Data entries
[Begin]

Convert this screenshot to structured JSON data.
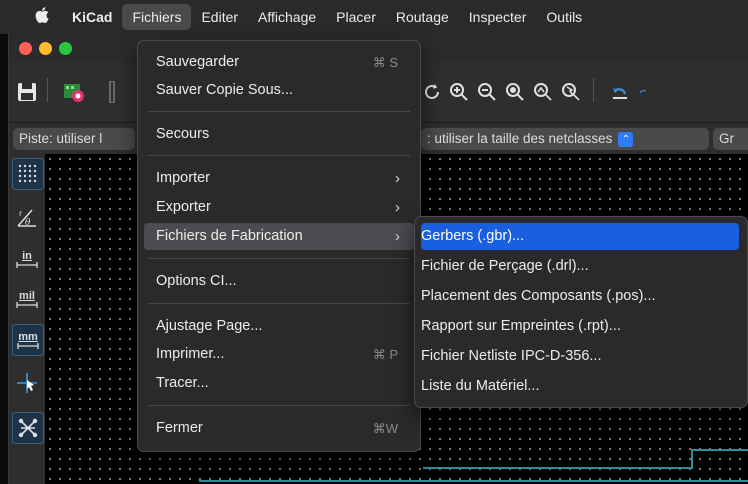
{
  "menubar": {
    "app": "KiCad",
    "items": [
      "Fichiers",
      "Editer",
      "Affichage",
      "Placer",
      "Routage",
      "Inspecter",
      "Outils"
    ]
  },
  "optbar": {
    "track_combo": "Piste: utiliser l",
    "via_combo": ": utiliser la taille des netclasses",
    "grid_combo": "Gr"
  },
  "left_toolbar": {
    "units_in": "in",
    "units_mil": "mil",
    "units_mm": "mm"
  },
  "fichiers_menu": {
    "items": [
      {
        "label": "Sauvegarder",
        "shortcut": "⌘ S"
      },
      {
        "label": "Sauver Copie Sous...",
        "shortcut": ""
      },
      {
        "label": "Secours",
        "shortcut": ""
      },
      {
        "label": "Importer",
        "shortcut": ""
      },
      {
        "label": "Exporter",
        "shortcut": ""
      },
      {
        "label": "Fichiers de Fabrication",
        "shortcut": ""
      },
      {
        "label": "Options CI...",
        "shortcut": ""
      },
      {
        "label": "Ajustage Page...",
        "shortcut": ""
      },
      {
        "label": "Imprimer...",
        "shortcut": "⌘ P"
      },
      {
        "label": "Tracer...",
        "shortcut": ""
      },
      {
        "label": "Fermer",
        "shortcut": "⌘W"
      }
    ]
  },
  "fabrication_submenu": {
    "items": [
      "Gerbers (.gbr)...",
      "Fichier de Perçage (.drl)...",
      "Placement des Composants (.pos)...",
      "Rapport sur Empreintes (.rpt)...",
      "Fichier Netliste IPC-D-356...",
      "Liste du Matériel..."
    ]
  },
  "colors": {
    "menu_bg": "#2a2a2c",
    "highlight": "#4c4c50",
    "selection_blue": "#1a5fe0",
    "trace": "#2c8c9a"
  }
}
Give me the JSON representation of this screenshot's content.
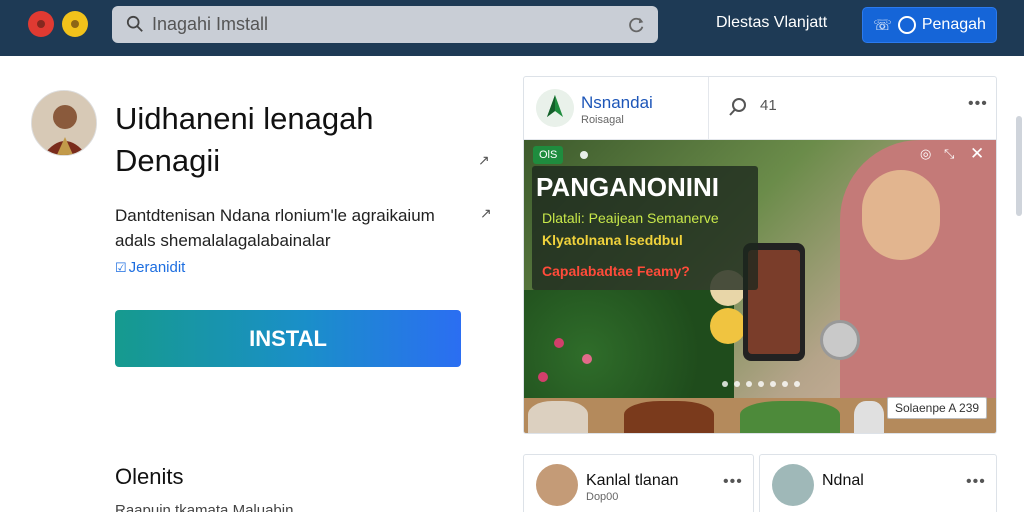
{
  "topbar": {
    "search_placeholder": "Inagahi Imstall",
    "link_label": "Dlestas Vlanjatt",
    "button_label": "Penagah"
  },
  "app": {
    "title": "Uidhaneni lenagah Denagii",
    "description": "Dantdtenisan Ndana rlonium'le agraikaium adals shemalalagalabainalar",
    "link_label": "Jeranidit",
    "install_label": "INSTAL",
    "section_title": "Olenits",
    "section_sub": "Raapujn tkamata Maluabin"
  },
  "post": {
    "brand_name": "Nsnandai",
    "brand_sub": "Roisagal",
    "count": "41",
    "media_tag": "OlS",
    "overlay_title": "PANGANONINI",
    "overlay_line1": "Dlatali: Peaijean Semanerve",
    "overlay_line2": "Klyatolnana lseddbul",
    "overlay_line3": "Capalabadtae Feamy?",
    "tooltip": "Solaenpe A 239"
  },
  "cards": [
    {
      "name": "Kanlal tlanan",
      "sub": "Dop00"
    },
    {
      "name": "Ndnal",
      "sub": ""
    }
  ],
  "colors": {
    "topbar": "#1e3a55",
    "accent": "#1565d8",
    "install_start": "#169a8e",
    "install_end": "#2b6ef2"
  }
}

[End]

# Your goal
Quote the material word for word, dropping any images it holds.

# Output
Convert this screenshot to structured JSON data.
{
  "menubar": {
    "app": "KiCad",
    "items": [
      "Fichiers",
      "Editer",
      "Affichage",
      "Placer",
      "Routage",
      "Inspecter",
      "Outils"
    ]
  },
  "optbar": {
    "track_combo": "Piste: utiliser l",
    "via_combo": ": utiliser la taille des netclasses",
    "grid_combo": "Gr"
  },
  "left_toolbar": {
    "units_in": "in",
    "units_mil": "mil",
    "units_mm": "mm"
  },
  "fichiers_menu": {
    "items": [
      {
        "label": "Sauvegarder",
        "shortcut": "⌘ S"
      },
      {
        "label": "Sauver Copie Sous...",
        "shortcut": ""
      },
      {
        "label": "Secours",
        "shortcut": ""
      },
      {
        "label": "Importer",
        "shortcut": ""
      },
      {
        "label": "Exporter",
        "shortcut": ""
      },
      {
        "label": "Fichiers de Fabrication",
        "shortcut": ""
      },
      {
        "label": "Options CI...",
        "shortcut": ""
      },
      {
        "label": "Ajustage Page...",
        "shortcut": ""
      },
      {
        "label": "Imprimer...",
        "shortcut": "⌘ P"
      },
      {
        "label": "Tracer...",
        "shortcut": ""
      },
      {
        "label": "Fermer",
        "shortcut": "⌘W"
      }
    ]
  },
  "fabrication_submenu": {
    "items": [
      "Gerbers (.gbr)...",
      "Fichier de Perçage (.drl)...",
      "Placement des Composants (.pos)...",
      "Rapport sur Empreintes (.rpt)...",
      "Fichier Netliste IPC-D-356...",
      "Liste du Matériel..."
    ]
  },
  "colors": {
    "menu_bg": "#2a2a2c",
    "highlight": "#4c4c50",
    "selection_blue": "#1a5fe0",
    "trace": "#2c8c9a"
  }
}
Give me the JSON representation of this screenshot's content.
{
  "topbar": {
    "search_placeholder": "Inagahi Imstall",
    "link_label": "Dlestas Vlanjatt",
    "button_label": "Penagah"
  },
  "app": {
    "title": "Uidhaneni lenagah Denagii",
    "description": "Dantdtenisan Ndana rlonium'le agraikaium adals shemalalagalabainalar",
    "link_label": "Jeranidit",
    "install_label": "INSTAL",
    "section_title": "Olenits",
    "section_sub": "Raapujn tkamata Maluabin"
  },
  "post": {
    "brand_name": "Nsnandai",
    "brand_sub": "Roisagal",
    "count": "41",
    "media_tag": "OlS",
    "overlay_title": "PANGANONINI",
    "overlay_line1": "Dlatali: Peaijean Semanerve",
    "overlay_line2": "Klyatolnana lseddbul",
    "overlay_line3": "Capalabadtae Feamy?",
    "tooltip": "Solaenpe A 239"
  },
  "cards": [
    {
      "name": "Kanlal tlanan",
      "sub": "Dop00"
    },
    {
      "name": "Ndnal",
      "sub": ""
    }
  ],
  "colors": {
    "topbar": "#1e3a55",
    "accent": "#1565d8",
    "install_start": "#169a8e",
    "install_end": "#2b6ef2"
  }
}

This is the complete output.